Task instructions —
List each line of the data in which the string "https" appears.

Recorded data —
_ _ _ _ _

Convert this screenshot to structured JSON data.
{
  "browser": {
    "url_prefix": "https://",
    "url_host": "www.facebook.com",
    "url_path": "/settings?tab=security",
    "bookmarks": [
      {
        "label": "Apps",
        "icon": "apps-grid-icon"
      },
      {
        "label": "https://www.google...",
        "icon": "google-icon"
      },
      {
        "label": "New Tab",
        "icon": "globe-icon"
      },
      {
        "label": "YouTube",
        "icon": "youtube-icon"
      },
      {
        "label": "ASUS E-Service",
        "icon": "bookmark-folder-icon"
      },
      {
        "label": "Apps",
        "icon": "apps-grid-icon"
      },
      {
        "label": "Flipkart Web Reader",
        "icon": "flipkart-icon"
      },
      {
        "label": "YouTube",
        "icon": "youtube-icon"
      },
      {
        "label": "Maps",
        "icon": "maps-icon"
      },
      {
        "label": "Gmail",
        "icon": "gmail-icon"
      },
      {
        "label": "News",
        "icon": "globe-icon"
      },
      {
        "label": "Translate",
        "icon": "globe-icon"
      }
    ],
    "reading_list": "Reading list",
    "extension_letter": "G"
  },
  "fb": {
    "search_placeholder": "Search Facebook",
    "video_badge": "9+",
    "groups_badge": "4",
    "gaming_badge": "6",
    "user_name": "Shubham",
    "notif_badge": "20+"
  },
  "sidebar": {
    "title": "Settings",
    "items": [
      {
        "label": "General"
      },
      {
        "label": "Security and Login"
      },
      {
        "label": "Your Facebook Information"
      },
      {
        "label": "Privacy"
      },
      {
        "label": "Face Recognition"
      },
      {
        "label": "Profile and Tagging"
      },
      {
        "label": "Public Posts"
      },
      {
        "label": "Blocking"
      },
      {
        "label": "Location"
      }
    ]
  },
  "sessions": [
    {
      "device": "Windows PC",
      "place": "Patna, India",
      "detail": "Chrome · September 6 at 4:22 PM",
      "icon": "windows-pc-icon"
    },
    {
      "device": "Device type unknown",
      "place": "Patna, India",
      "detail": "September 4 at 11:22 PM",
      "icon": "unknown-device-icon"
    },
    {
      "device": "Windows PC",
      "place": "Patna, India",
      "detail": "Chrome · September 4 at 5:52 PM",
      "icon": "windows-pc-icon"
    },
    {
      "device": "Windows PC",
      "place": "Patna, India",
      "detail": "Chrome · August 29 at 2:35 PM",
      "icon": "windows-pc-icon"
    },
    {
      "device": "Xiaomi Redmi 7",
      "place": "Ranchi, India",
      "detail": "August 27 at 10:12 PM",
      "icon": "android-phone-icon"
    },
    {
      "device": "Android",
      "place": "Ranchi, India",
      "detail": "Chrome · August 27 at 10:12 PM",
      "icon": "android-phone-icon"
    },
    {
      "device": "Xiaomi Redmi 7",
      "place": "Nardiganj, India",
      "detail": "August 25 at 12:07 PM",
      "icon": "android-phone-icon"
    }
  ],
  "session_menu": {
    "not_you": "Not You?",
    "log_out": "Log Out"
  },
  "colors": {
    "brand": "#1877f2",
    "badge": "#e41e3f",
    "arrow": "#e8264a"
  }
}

_ _ _ _ _

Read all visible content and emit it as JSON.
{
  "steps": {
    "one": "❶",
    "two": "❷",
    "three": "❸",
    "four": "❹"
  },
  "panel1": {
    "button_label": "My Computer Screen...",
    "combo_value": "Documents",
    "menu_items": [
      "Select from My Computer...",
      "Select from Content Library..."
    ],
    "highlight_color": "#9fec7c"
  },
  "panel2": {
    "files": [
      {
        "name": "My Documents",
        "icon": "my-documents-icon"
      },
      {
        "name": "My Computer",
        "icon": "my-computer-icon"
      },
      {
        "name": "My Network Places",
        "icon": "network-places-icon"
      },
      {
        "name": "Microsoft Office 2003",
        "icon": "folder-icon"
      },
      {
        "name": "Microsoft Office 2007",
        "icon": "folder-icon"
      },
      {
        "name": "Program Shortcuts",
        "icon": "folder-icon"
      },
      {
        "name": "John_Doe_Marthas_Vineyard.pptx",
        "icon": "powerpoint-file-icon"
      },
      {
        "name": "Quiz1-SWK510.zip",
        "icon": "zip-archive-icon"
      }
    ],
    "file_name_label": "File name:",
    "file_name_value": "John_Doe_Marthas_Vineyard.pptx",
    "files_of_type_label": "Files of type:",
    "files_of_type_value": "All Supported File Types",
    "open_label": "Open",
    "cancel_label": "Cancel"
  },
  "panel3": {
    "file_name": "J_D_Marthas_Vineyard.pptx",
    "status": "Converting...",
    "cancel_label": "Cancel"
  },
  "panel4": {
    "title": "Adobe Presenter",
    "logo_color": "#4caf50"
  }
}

_ _ _ _ _

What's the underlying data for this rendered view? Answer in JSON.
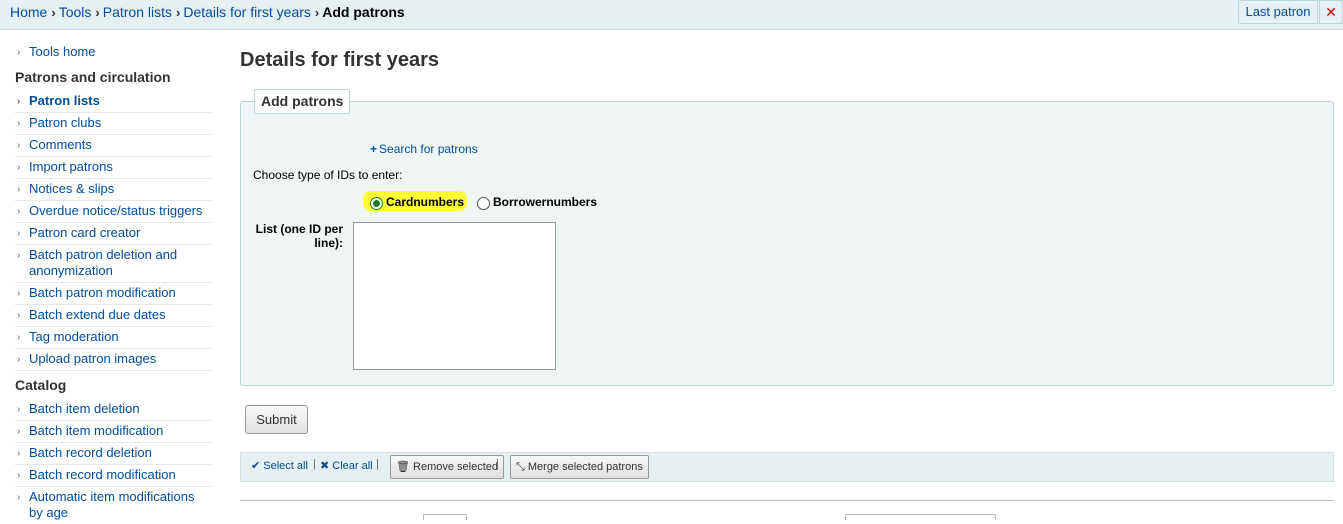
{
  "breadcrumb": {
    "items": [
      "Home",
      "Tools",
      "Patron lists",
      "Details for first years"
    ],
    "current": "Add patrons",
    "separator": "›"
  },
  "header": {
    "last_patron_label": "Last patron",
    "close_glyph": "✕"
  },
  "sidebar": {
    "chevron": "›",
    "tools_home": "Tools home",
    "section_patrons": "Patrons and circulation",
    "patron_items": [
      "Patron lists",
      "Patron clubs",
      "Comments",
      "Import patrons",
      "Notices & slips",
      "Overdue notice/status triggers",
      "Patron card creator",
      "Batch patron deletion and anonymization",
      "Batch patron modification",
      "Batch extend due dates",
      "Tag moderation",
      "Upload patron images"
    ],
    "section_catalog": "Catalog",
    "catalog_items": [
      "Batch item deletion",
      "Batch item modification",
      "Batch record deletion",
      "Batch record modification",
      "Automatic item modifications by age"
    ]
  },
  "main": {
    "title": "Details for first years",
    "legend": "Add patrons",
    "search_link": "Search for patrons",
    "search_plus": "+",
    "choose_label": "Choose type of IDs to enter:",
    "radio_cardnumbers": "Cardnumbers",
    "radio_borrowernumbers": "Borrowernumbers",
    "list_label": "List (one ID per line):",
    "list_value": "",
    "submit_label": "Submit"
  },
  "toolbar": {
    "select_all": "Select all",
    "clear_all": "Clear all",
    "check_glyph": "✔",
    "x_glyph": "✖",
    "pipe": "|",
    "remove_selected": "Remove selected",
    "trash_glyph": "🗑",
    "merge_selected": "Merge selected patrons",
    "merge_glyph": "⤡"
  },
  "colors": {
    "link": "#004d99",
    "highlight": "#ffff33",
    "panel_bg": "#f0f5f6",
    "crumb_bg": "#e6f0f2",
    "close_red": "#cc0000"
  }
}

_ _ _ _ _

Response below —
    "url_prefix": "https://",
        "label": "https://www.google...",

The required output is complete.